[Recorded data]
start
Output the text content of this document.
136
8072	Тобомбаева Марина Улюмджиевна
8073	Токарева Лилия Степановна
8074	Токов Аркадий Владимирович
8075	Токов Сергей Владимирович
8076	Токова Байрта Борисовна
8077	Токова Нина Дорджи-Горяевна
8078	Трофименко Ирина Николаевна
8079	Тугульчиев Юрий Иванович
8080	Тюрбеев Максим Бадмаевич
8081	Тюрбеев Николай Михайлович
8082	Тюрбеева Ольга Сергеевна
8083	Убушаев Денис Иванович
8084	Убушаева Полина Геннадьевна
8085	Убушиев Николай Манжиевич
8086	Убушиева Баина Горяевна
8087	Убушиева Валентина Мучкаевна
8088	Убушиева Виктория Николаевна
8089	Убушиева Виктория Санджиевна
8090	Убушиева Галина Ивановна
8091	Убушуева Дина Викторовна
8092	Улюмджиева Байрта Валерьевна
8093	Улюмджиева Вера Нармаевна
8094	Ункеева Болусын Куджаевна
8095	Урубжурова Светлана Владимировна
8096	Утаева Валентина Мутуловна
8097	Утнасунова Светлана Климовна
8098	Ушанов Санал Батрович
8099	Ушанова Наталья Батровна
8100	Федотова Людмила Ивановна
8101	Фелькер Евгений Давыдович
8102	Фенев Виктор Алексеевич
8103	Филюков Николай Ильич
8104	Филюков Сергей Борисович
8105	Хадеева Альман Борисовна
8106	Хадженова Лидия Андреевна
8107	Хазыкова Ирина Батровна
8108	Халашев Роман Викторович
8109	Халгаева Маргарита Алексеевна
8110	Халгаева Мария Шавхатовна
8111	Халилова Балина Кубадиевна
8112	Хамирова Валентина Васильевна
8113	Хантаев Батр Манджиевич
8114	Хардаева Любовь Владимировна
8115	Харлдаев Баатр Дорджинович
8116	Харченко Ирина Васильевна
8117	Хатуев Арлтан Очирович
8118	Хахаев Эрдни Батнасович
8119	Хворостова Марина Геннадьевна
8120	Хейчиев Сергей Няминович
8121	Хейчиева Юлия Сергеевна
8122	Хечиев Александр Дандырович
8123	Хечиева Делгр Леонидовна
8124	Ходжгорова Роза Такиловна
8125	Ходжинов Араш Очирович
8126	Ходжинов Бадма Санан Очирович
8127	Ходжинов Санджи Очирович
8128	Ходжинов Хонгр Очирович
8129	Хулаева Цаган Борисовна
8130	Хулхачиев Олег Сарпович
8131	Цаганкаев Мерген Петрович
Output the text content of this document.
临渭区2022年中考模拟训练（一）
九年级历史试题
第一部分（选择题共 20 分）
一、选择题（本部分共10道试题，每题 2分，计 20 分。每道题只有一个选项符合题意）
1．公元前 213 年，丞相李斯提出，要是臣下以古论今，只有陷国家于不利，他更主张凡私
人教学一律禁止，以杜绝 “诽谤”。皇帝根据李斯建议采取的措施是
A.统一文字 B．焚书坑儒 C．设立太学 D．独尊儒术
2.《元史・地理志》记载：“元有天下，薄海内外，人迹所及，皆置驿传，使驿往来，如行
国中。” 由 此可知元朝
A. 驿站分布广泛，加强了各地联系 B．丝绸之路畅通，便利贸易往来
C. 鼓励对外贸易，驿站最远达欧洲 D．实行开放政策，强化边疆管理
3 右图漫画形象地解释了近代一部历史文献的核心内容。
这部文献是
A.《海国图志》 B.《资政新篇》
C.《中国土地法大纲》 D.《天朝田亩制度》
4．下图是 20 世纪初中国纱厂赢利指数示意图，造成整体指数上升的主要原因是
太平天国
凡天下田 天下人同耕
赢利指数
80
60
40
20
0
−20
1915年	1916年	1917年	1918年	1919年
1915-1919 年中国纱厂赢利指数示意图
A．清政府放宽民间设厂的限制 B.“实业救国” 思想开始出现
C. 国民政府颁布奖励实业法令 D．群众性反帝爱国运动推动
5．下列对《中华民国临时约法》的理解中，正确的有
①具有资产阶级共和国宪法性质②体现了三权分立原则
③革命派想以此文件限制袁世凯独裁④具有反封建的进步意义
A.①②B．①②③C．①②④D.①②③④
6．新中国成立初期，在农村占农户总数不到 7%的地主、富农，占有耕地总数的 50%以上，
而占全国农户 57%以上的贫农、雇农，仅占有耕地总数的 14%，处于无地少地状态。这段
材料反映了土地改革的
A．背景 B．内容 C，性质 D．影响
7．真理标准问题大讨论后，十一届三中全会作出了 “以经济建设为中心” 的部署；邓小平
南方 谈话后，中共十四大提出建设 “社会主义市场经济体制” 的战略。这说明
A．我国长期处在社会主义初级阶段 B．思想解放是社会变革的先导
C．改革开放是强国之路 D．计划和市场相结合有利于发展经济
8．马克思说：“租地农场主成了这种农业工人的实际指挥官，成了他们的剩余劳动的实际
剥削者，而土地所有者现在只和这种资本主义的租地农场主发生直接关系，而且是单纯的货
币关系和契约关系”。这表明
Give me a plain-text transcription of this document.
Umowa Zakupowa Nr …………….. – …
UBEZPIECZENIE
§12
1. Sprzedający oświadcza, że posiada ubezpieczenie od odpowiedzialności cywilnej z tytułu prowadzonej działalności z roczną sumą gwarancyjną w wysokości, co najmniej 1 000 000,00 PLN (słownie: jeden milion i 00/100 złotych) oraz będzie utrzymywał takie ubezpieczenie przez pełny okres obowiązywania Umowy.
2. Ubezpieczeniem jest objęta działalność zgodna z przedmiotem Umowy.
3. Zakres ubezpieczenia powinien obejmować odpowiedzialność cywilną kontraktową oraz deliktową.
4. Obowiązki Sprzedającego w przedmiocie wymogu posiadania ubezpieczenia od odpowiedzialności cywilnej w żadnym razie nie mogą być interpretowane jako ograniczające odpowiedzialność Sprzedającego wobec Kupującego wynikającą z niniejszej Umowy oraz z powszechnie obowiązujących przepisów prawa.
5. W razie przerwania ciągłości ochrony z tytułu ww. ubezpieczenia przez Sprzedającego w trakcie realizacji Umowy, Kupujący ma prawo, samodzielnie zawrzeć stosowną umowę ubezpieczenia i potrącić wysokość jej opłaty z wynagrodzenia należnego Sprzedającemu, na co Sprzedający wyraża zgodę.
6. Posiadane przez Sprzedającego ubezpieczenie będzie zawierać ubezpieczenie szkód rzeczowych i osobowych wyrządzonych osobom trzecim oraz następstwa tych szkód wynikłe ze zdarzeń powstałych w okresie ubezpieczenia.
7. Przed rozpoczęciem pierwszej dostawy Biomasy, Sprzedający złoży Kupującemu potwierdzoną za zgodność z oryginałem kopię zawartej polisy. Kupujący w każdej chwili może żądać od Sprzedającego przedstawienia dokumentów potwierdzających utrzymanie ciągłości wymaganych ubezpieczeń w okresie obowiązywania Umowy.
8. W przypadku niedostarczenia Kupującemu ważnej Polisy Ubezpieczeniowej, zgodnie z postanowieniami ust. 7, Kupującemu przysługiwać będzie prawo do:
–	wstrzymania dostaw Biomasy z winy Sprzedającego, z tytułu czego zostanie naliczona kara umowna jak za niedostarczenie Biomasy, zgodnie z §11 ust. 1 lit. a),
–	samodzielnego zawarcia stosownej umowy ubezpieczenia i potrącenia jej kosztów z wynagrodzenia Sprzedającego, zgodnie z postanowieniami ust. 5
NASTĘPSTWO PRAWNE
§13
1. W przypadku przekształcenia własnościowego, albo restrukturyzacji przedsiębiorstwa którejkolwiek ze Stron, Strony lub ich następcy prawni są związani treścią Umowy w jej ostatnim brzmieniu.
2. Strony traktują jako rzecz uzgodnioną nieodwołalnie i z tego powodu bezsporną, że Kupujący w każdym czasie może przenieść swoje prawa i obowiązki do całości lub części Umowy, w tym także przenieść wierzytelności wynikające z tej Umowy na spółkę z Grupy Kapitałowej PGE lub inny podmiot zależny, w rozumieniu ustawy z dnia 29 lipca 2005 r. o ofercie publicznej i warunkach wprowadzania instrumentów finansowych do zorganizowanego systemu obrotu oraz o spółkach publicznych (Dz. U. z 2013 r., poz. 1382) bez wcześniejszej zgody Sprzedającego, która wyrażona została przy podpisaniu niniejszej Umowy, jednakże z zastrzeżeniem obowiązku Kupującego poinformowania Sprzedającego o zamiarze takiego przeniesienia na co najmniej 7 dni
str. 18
end
--- What is being asked ---
In the entries above, find every line with the word "prawo" and list it.

--- Reply ---
5. W razie przerwania ciągłości ochrony z tytułu ww. ubezpieczenia przez Sprzedającego w trakcie realizacji Umowy, Kupujący ma prawo, samodzielnie zawrzeć stosowną umowę ubezpieczenia i potrącić wysokość jej opłaty z wynagrodzenia należnego Sprzedającemu, na co Sprzedający wyraża zgodę.
8. W przypadku niedostarczenia Kupującemu ważnej Polisy Ubezpieczeniowej, zgodnie z postanowieniami ust. 7, Kupującemu przysługiwać będzie prawo do:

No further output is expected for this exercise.